----- THE DATA

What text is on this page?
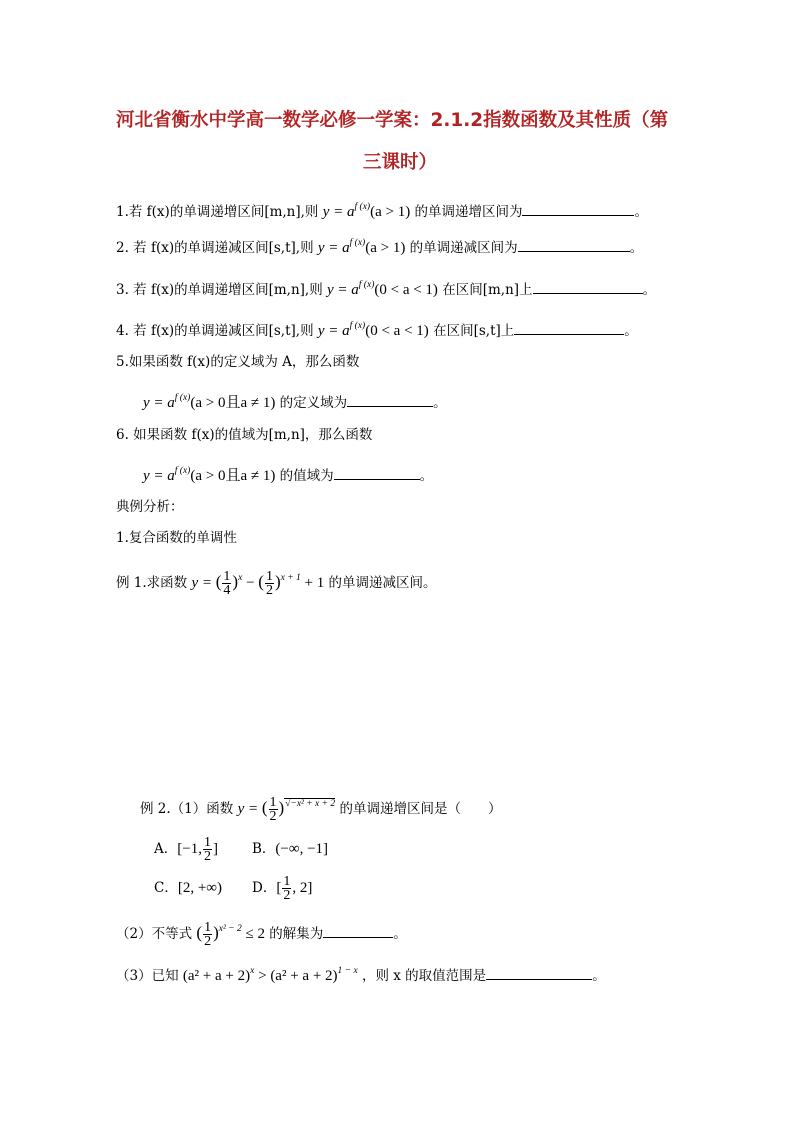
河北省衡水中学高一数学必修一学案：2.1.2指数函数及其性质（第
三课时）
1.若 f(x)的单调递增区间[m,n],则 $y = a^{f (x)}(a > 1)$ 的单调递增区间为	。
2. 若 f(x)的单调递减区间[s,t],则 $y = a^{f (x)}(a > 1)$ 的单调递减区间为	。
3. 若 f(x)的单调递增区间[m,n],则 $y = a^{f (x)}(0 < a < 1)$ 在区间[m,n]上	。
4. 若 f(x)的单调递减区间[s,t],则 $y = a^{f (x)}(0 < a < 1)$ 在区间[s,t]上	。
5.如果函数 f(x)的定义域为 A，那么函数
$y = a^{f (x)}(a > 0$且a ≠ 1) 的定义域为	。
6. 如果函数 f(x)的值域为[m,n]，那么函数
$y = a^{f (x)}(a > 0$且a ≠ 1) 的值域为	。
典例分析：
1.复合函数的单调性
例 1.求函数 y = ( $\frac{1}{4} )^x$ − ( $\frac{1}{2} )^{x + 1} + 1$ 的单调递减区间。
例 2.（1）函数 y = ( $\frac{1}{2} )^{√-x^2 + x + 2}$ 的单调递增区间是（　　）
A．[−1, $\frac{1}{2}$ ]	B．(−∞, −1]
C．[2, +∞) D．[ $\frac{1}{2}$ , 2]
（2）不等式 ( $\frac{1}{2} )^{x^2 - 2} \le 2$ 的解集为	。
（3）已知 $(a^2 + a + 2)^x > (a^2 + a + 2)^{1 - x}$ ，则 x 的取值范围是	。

----------

**WORK INSTRUCTIONS**
Each line of the material that holds the string "的单调递减区间" counts once; give the total alone.

**RESULT FOR THIS TASK**
3